RECORD LIST —
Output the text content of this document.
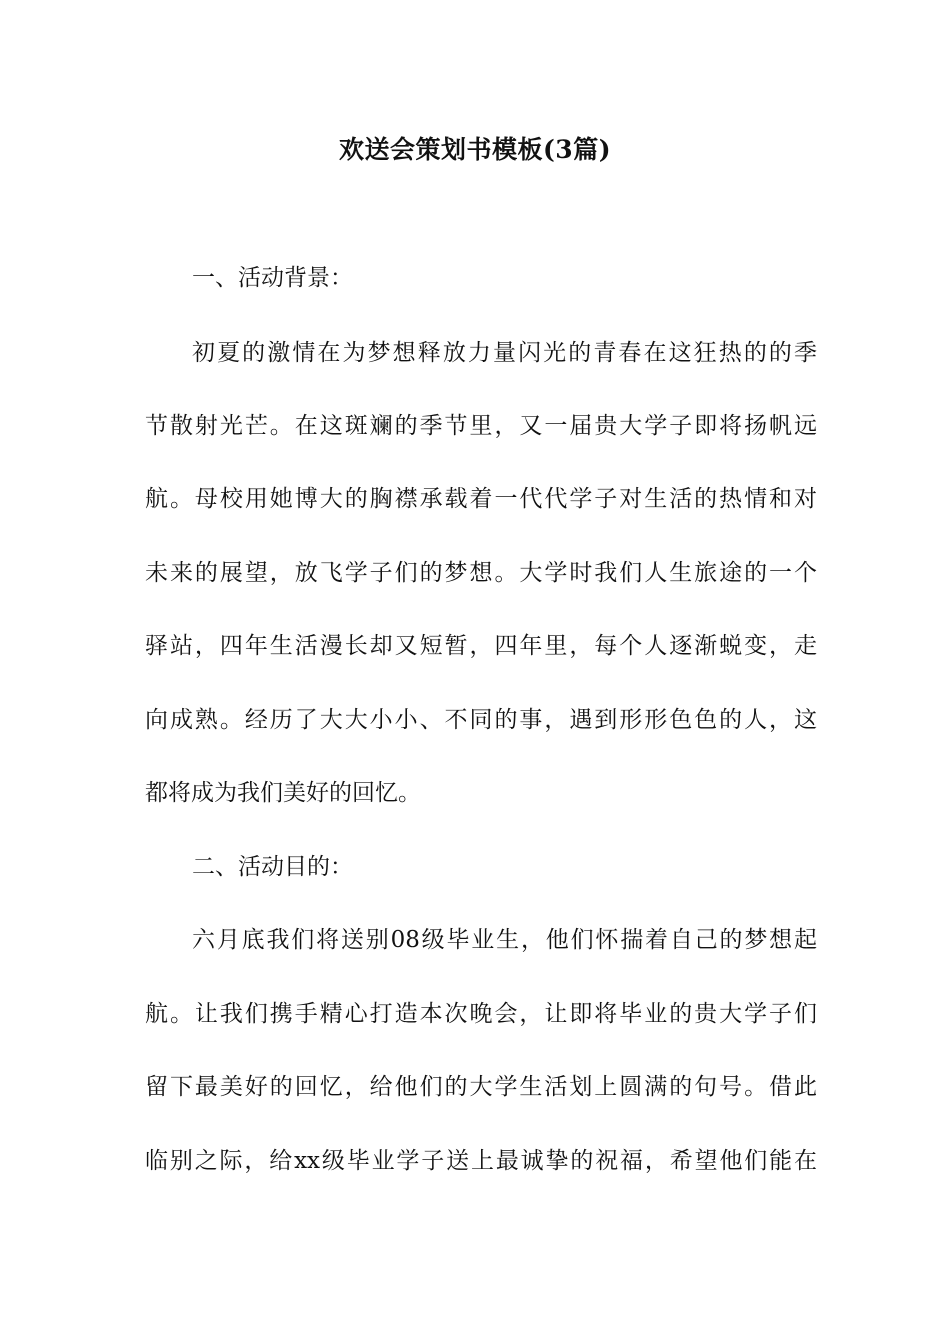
欢送会策划书模板(3篇)
一、活动背景：
初夏的激情在为梦想释放力量闪光的青春在这狂热的的季
节散射光芒。在这斑斓的季节里，又一届贵大学子即将扬帆远
航。母校用她博大的胸襟承载着一代代学子对生活的热情和对
未来的展望，放飞学子们的梦想。大学时我们人生旅途的一个
驿站，四年生活漫长却又短暂，四年里，每个人逐渐蜕变，走
向成熟。经历了大大小小、不同的事，遇到形形色色的人，这
都将成为我们美好的回忆。
二、活动目的：
六月底我们将送别08级毕业生，他们怀揣着自己的梦想起
航。让我们携手精心打造本次晚会，让即将毕业的贵大学子们
留下最美好的回忆，给他们的大学生活划上圆满的句号。借此
临别之际，给xx级毕业学子送上最诚挚的祝福，希望他们能在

WHAT TO DO — Output an exact copy of the material, with the pictures removed.

FULL OUTPUT —
Output the text content of this document.
欢送会策划书模板(3篇)
一、活动背景：
初夏的激情在为梦想释放力量闪光的青春在这狂热的的季
节散射光芒。在这斑斓的季节里，又一届贵大学子即将扬帆远
航。母校用她博大的胸襟承载着一代代学子对生活的热情和对
未来的展望，放飞学子们的梦想。大学时我们人生旅途的一个
驿站，四年生活漫长却又短暂，四年里，每个人逐渐蜕变，走
向成熟。经历了大大小小、不同的事，遇到形形色色的人，这
都将成为我们美好的回忆。
二、活动目的：
六月底我们将送别08级毕业生，他们怀揣着自己的梦想起
航。让我们携手精心打造本次晚会，让即将毕业的贵大学子们
留下最美好的回忆，给他们的大学生活划上圆满的句号。借此
临别之际，给xx级毕业学子送上最诚挚的祝福，希望他们能在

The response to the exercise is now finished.